Make an exact copy of all the entries below, with the pictures left out.

[Collected data]
□ □ □ □ □
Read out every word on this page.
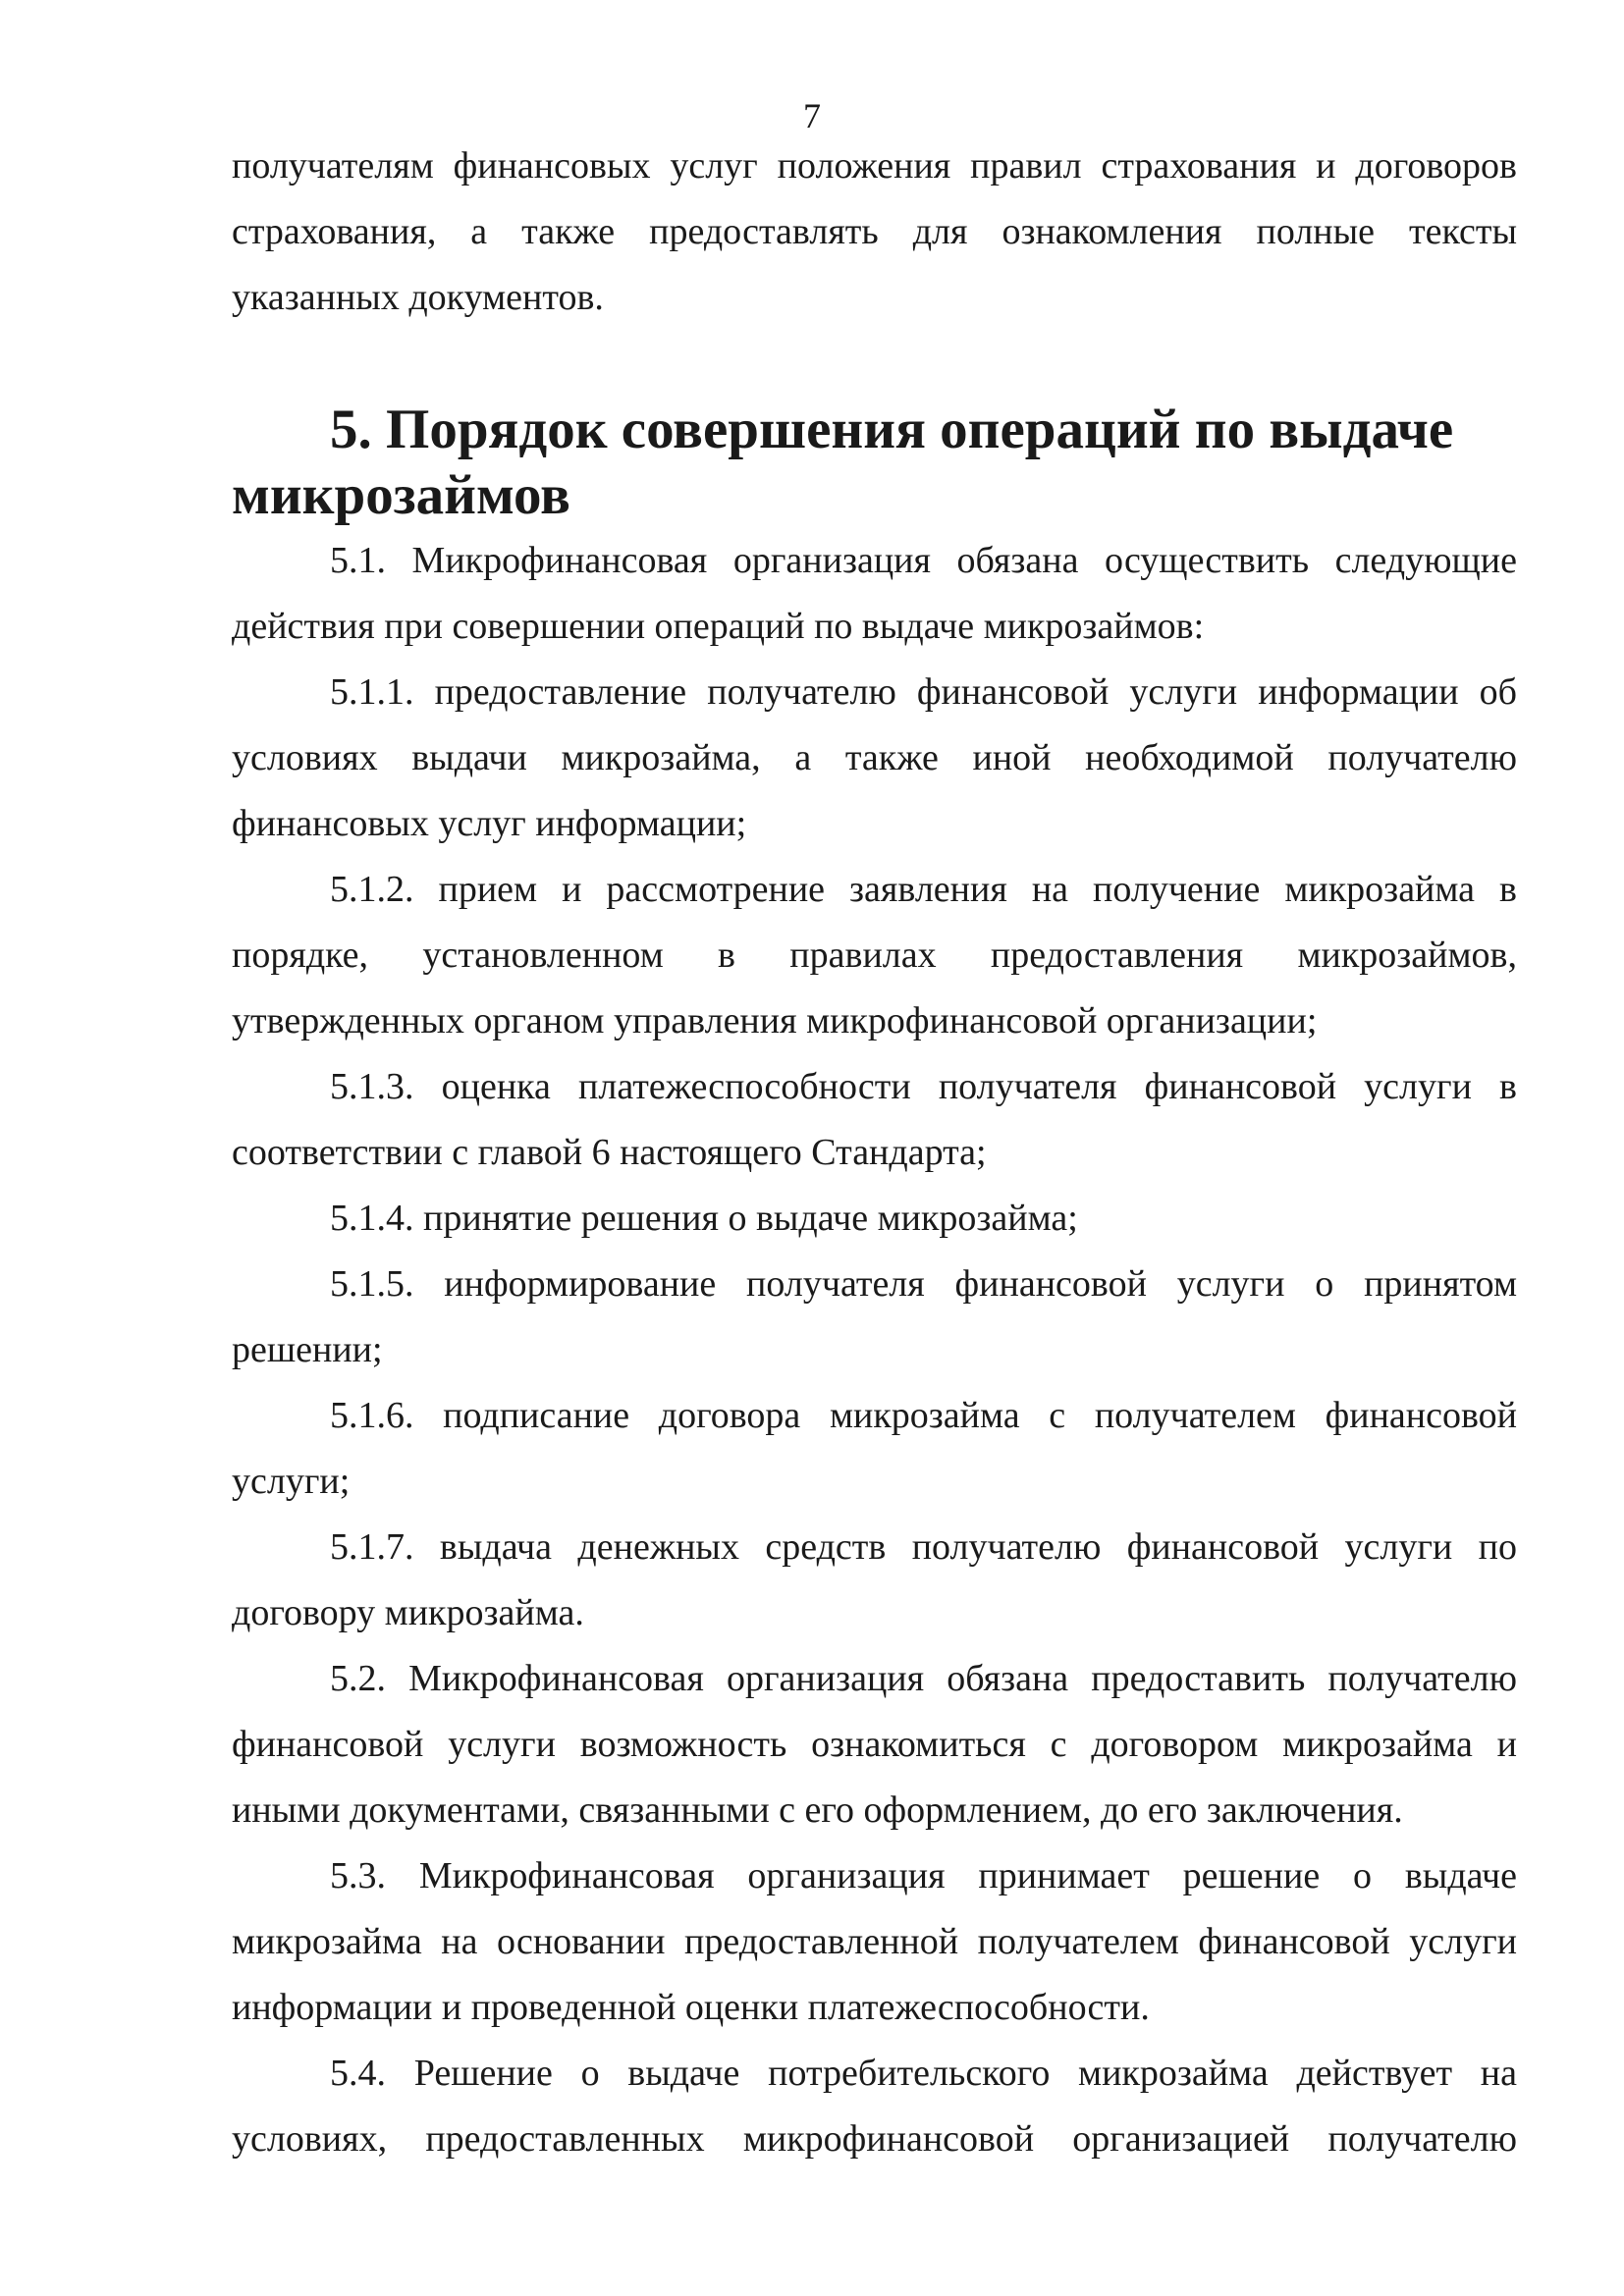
7

получателям финансовых услуг положения правил страхования и договоров страхования, а также предоставлять для ознакомления полные тексты указанных документов.

5. Порядок совершения операций по выдаче микрозаймов

5.1. Микрофинансовая организация обязана осуществить следующие действия при совершении операций по выдаче микрозаймов:

5.1.1. предоставление получателю финансовой услуги информации об условиях выдачи микрозайма, а также иной необходимой получателю финансовых услуг информации;

5.1.2. прием и рассмотрение заявления на получение микрозайма в порядке, установленном в правилах предоставления микрозаймов, утвержденных органом управления микрофинансовой организации;

5.1.3. оценка платежеспособности получателя финансовой услуги в соответствии с главой 6 настоящего Стандарта;

5.1.4. принятие решения о выдаче микрозайма;

5.1.5. информирование получателя финансовой услуги о принятом решении;

5.1.6. подписание договора микрозайма с получателем финансовой услуги;

5.1.7. выдача денежных средств получателю финансовой услуги по договору микрозайма.

5.2. Микрофинансовая организация обязана предоставить получателю финансовой услуги возможность ознакомиться с договором микрозайма и иными документами, связанными с его оформлением, до его заключения.

5.3. Микрофинансовая организация принимает решение о выдаче микрозайма на основании предоставленной получателем финансовой услуги информации и проведенной оценки платежеспособности.

5.4. Решение о выдаче потребительского микрозайма действует на условиях, предоставленных микрофинансовой организацией получателю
□ □ □ □ □
• Answer below:
Read out every word on this page.
7

получателям финансовых услуг положения правил страхования и договоров страхования, а также предоставлять для ознакомления полные тексты указанных документов.

5. Порядок совершения операций по выдаче микрозаймов

5.1. Микрофинансовая организация обязана осуществить следующие действия при совершении операций по выдаче микрозаймов:

5.1.1. предоставление получателю финансовой услуги информации об условиях выдачи микрозайма, а также иной необходимой получателю финансовых услуг информации;

5.1.2. прием и рассмотрение заявления на получение микрозайма в порядке, установленном в правилах предоставления микрозаймов, утвержденных органом управления микрофинансовой организации;

5.1.3. оценка платежеспособности получателя финансовой услуги в соответствии с главой 6 настоящего Стандарта;

5.1.4. принятие решения о выдаче микрозайма;

5.1.5. информирование получателя финансовой услуги о принятом решении;

5.1.6. подписание договора микрозайма с получателем финансовой услуги;

5.1.7. выдача денежных средств получателю финансовой услуги по договору микрозайма.

5.2. Микрофинансовая организация обязана предоставить получателю финансовой услуги возможность ознакомиться с договором микрозайма и иными документами, связанными с его оформлением, до его заключения.

5.3. Микрофинансовая организация принимает решение о выдаче микрозайма на основании предоставленной получателем финансовой услуги информации и проведенной оценки платежеспособности.

5.4. Решение о выдаче потребительского микрозайма действует на условиях, предоставленных микрофинансовой организацией получателю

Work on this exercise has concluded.